Objective ▸ Keep only the lines of the listing that include the word "employees", and copy them.

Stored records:
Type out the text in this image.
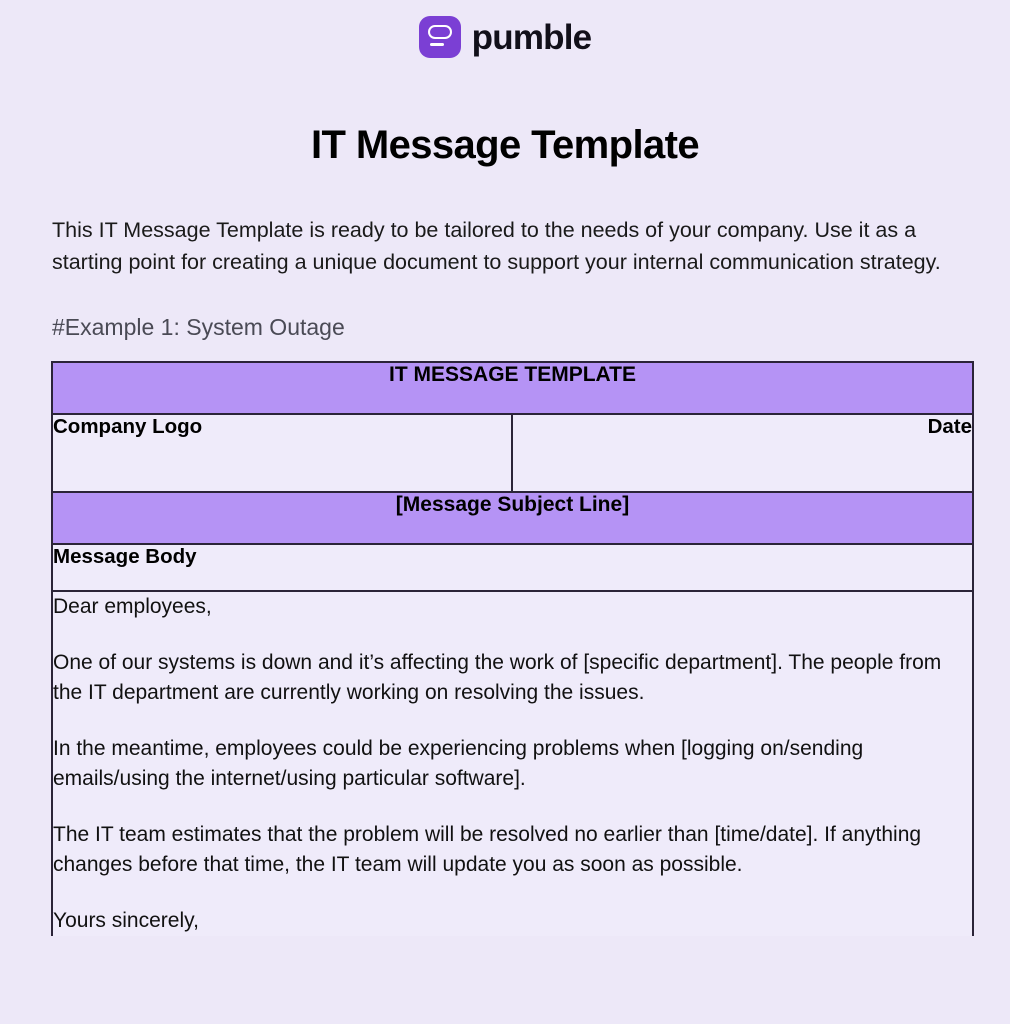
pumble
IT Message Template

This IT Message Template is ready to be tailored to the needs of your company. Use it as a starting point for creating a unique document to support your internal communication strategy.

#Example 1: System Outage
IT MESSAGE TEMPLATE
Company Logo	Date
[Message Subject Line]
Message Body

Dear employees,

One of our systems is down and it’s affecting the work of [specific department]. The people from the IT department are currently working on resolving the issues.

In the meantime, employees could be experiencing problems when [logging on/sending emails/using the internet/using particular software].

The IT team estimates that the problem will be resolved no earlier than [time/date]. If anything changes before that time, the IT team will update you as soon as possible.

Yours sincerely,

Solved problem ▸
Dear employees,
In the meantime, employees could be experiencing problems when [logging on/sending emails/using the internet/using particular software].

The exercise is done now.